(Stored dataset items)
---

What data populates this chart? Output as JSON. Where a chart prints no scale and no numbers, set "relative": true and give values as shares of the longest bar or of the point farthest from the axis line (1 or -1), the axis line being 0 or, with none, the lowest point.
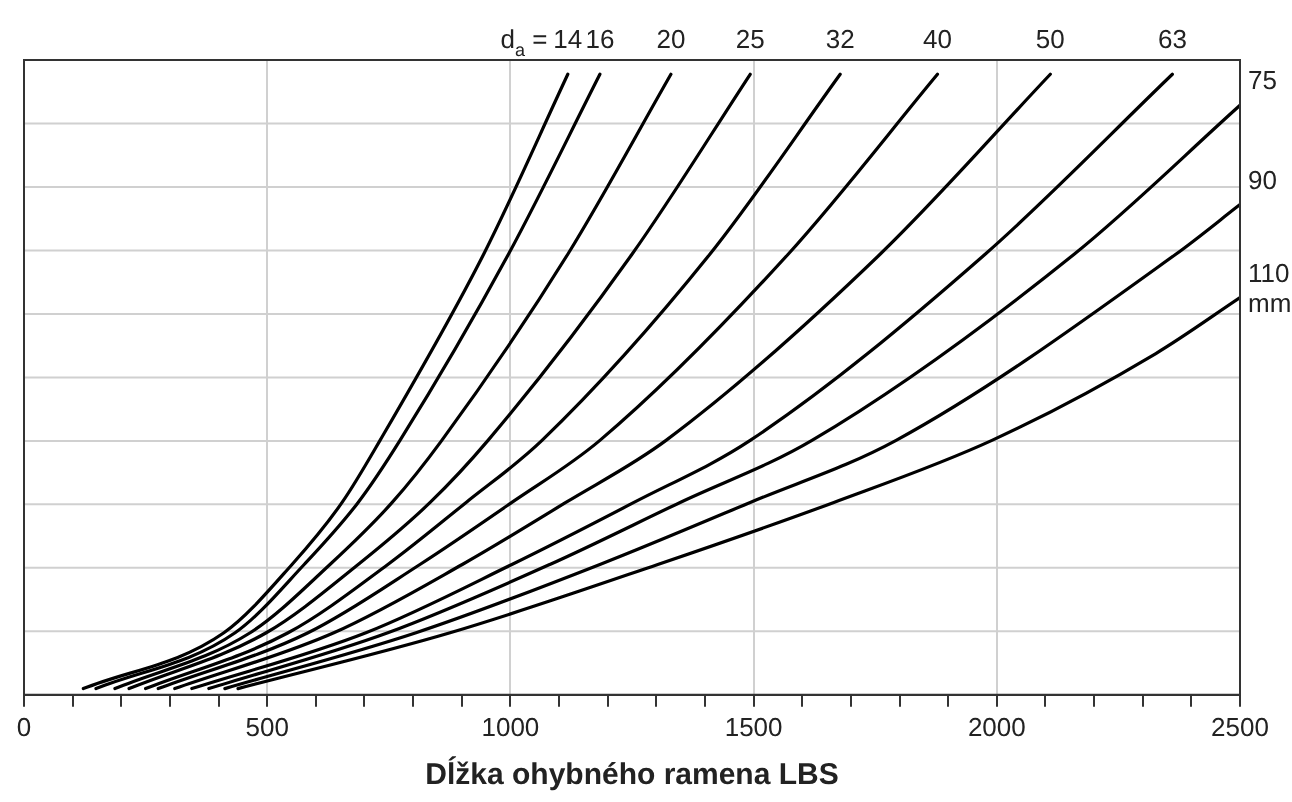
{
  "chart_data": {
    "type": "line",
    "relative": true,
    "xlabel": "Dĺžka ohybného ramena LBS",
    "grid": true,
    "marker": "none",
    "line_style": "solid",
    "legend": false,
    "annotations": [
      "d$_{a}$ =",
      "mm"
    ],
    "xlim": [
      0,
      2500
    ],
    "xticks": [
      0,
      {
        "value": 100,
        "label": null
      },
      {
        "value": 200,
        "label": null
      },
      {
        "value": 300,
        "label": null
      },
      {
        "value": 400,
        "label": null
      },
      500,
      {
        "value": 600,
        "label": null
      },
      {
        "value": 700,
        "label": null
      },
      {
        "value": 800,
        "label": null
      },
      {
        "value": 900,
        "label": null
      },
      1000,
      {
        "value": 1100,
        "label": null
      },
      {
        "value": 1200,
        "label": null
      },
      {
        "value": 1300,
        "label": null
      },
      {
        "value": 1400,
        "label": null
      },
      1500,
      {
        "value": 1600,
        "label": null
      },
      {
        "value": 1700,
        "label": null
      },
      {
        "value": 1800,
        "label": null
      },
      {
        "value": 1900,
        "label": null
      },
      2000,
      {
        "value": 2100,
        "label": null
      },
      {
        "value": 2200,
        "label": null
      },
      {
        "value": 2300,
        "label": null
      },
      {
        "value": 2400,
        "label": null
      },
      2500
    ],
    "series": [
      {
        "name": "14",
        "color": "#000000",
        "x": [
          122,
          411,
          551,
          654,
          732,
          945,
          1118
        ],
        "values": [
          0.01,
          0.1,
          0.21,
          0.31,
          0.41,
          0.71,
          1
        ]
      },
      {
        "name": "16",
        "color": "#000000",
        "x": [
          148,
          434,
          576,
          687,
          773,
          996,
          1184
        ],
        "values": [
          0.01,
          0.1,
          0.21,
          0.31,
          0.41,
          0.71,
          1
        ]
      },
      {
        "name": "20",
        "color": "#000000",
        "x": [
          187,
          465,
          629,
          757,
          859,
          1118,
          1330
        ],
        "values": [
          0.01,
          0.1,
          0.21,
          0.31,
          0.41,
          0.71,
          1
        ]
      },
      {
        "name": "25",
        "color": "#000000",
        "x": [
          216,
          498,
          687,
          835,
          954,
          1250,
          1493
        ],
        "values": [
          0.01,
          0.1,
          0.21,
          0.31,
          0.41,
          0.71,
          1
        ]
      },
      {
        "name": "32",
        "color": "#000000",
        "x": [
          250,
          543,
          748,
          909,
          1065,
          1410,
          1678
        ],
        "values": [
          0.01,
          0.1,
          0.21,
          0.31,
          0.41,
          0.71,
          1
        ]
      },
      {
        "name": "40",
        "color": "#000000",
        "x": [
          276,
          584,
          814,
          1003,
          1184,
          1571,
          1878
        ],
        "values": [
          0.01,
          0.1,
          0.21,
          0.31,
          0.41,
          0.71,
          1
        ]
      },
      {
        "name": "50",
        "color": "#000000",
        "x": [
          310,
          637,
          901,
          1114,
          1320,
          1760,
          2110
        ],
        "values": [
          0.01,
          0.1,
          0.21,
          0.31,
          0.41,
          0.71,
          1
        ]
      },
      {
        "name": "63",
        "color": "#000000",
        "x": [
          345,
          703,
          1003,
          1254,
          1493,
          1976,
          2361
        ],
        "values": [
          0.01,
          0.1,
          0.21,
          0.31,
          0.41,
          0.71,
          1
        ]
      },
      {
        "name": "75",
        "color": "#000000",
        "x": [
          380,
          748,
          1081,
          1349,
          1620,
          2159,
          2500
        ],
        "values": [
          0.01,
          0.1,
          0.21,
          0.31,
          0.41,
          0.71,
          0.95
        ]
      },
      {
        "name": "90",
        "color": "#000000",
        "x": [
          413,
          806,
          1184,
          1493,
          1793,
          2368,
          2500
        ],
        "values": [
          0.01,
          0.1,
          0.21,
          0.31,
          0.41,
          0.71,
          0.79
        ]
      },
      {
        "name": "110",
        "color": "#000000",
        "x": [
          440,
          876,
          1303,
          1665,
          1990,
          2327,
          2500
        ],
        "values": [
          0.01,
          0.1,
          0.21,
          0.31,
          0.41,
          0.55,
          0.64
        ]
      }
    ]
  }
}
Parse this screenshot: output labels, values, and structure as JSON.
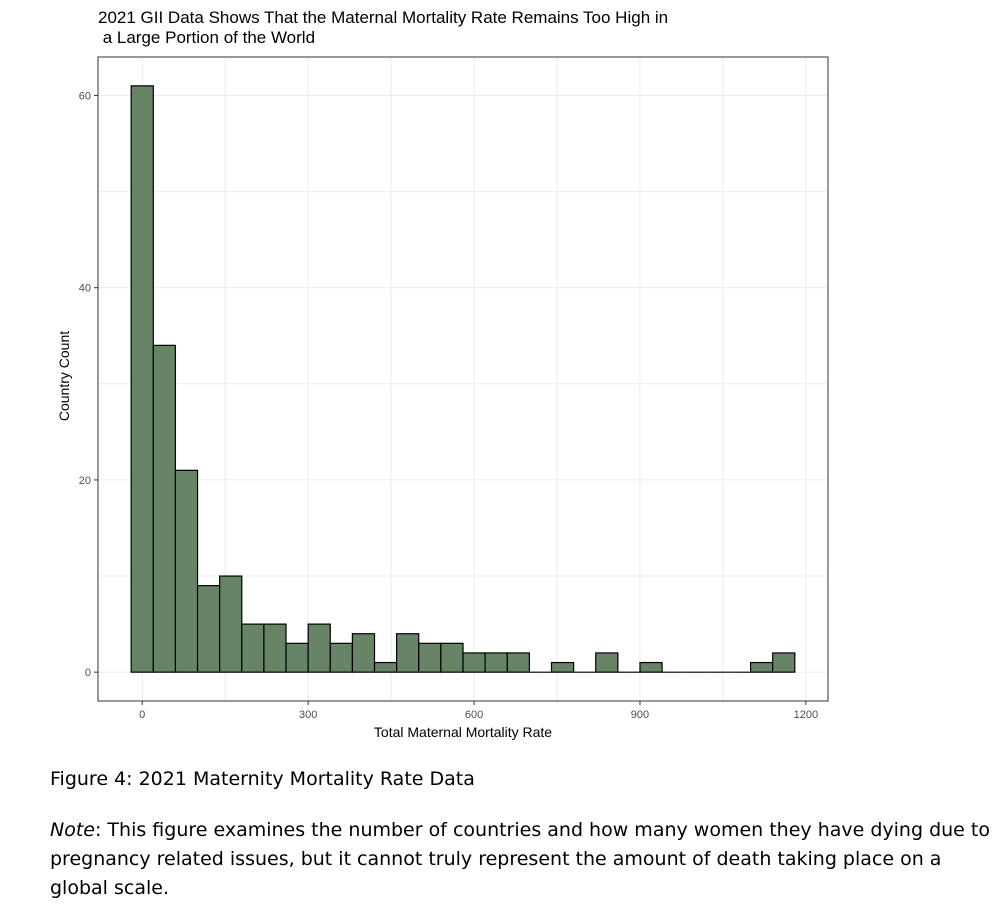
{
  "chart_data": {
    "type": "bar",
    "title_line1": "2021 GII Data Shows That the Maternal Mortality Rate Remains Too High in",
    "title_line2": " a Large Portion of the World",
    "xlabel": "Total Maternal Mortality Rate",
    "ylabel": "Country Count",
    "xlim": [
      -80,
      1240
    ],
    "ylim": [
      -3,
      64
    ],
    "x_ticks": [
      0,
      300,
      600,
      900,
      1200
    ],
    "y_ticks": [
      0,
      20,
      40,
      60
    ],
    "bin_width": 40,
    "bins_start": [
      -20,
      20,
      60,
      100,
      140,
      180,
      220,
      260,
      300,
      340,
      380,
      420,
      460,
      500,
      540,
      580,
      620,
      660,
      700,
      740,
      780,
      820,
      860,
      900,
      940,
      980,
      1020,
      1060,
      1100,
      1140
    ],
    "values": [
      61,
      34,
      21,
      9,
      10,
      5,
      5,
      3,
      5,
      3,
      4,
      1,
      4,
      3,
      3,
      2,
      2,
      2,
      0,
      1,
      0,
      2,
      0,
      1,
      0,
      0,
      0,
      0,
      1,
      2
    ],
    "bar_color": "#678566",
    "bar_edge_color": "#000000",
    "grid": true,
    "gridline_color": "#ebebeb"
  },
  "caption": {
    "figure_label": "Figure 4: 2021 Maternity Mortality Rate Data",
    "note_label": "Note",
    "note_text": ": This figure examines the number of countries and how many women they have dying due to pregnancy related issues, but it cannot truly represent the amount of death taking place on a global scale."
  }
}
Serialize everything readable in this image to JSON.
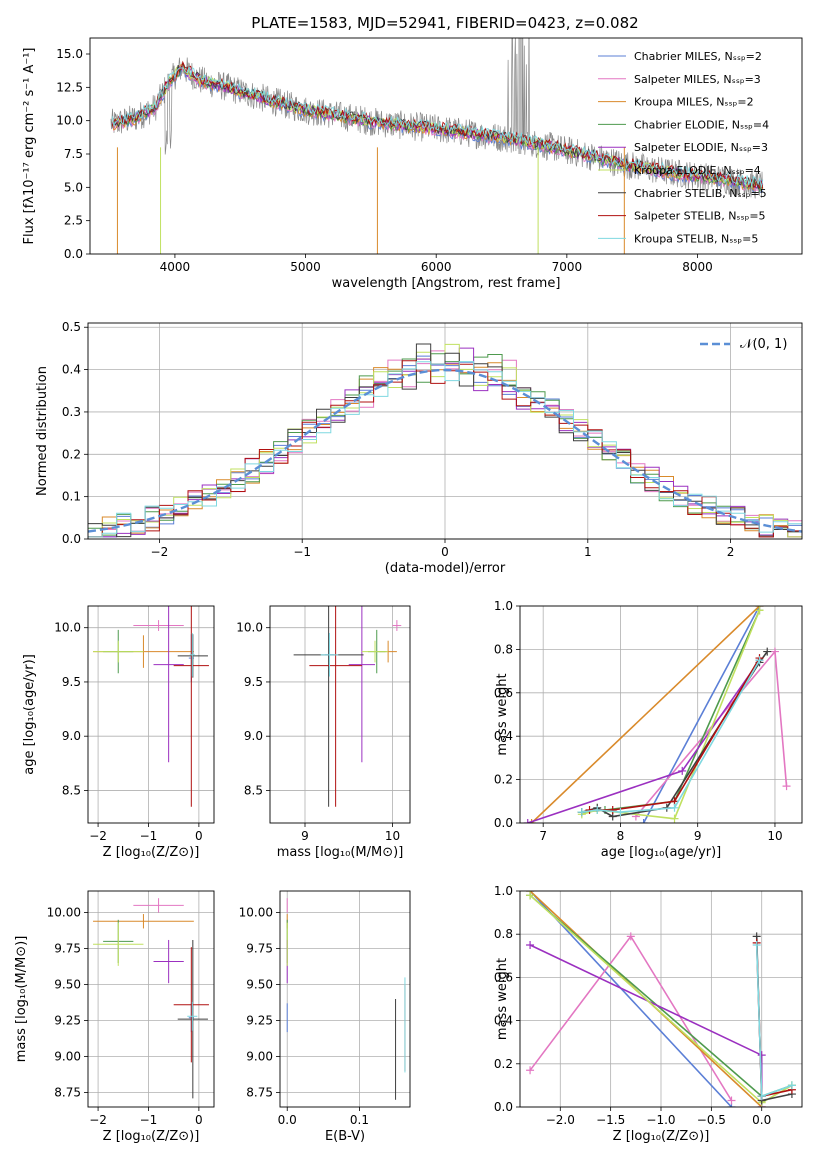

---

Exercise requirements. In the records above, find the line with "Parse this screenshot: output" and copy from it through the last line exactly, without the pictures.

Reply to the task.
Parse this screenshot: output labels, values, and structure as JSON.
{
  "chart_data": {
    "type": "bar",
    "title_line1": "2021 GII Data Shows That the Maternal Mortality Rate Remains Too High in",
    "title_line2": " a Large Portion of the World",
    "xlabel": "Total Maternal Mortality Rate",
    "ylabel": "Country Count",
    "xlim": [
      -80,
      1240
    ],
    "ylim": [
      -3,
      64
    ],
    "x_ticks": [
      0,
      300,
      600,
      900,
      1200
    ],
    "y_ticks": [
      0,
      20,
      40,
      60
    ],
    "bin_width": 40,
    "bins_start": [
      -20,
      20,
      60,
      100,
      140,
      180,
      220,
      260,
      300,
      340,
      380,
      420,
      460,
      500,
      540,
      580,
      620,
      660,
      700,
      740,
      780,
      820,
      860,
      900,
      940,
      980,
      1020,
      1060,
      1100,
      1140
    ],
    "values": [
      61,
      34,
      21,
      9,
      10,
      5,
      5,
      3,
      5,
      3,
      4,
      1,
      4,
      3,
      3,
      2,
      2,
      2,
      0,
      1,
      0,
      2,
      0,
      1,
      0,
      0,
      0,
      0,
      1,
      2
    ],
    "bar_color": "#678566",
    "bar_edge_color": "#000000",
    "grid": true,
    "gridline_color": "#ebebeb"
  },
  "caption": {
    "figure_label": "Figure 4: 2021 Maternity Mortality Rate Data",
    "note_label": "Note",
    "note_text": ": This figure examines the number of countries and how many women they have dying due to pregnancy related issues, but it cannot truly represent the amount of death taking place on a global scale."
  }
}
Serialize everything readable in this image to JSON.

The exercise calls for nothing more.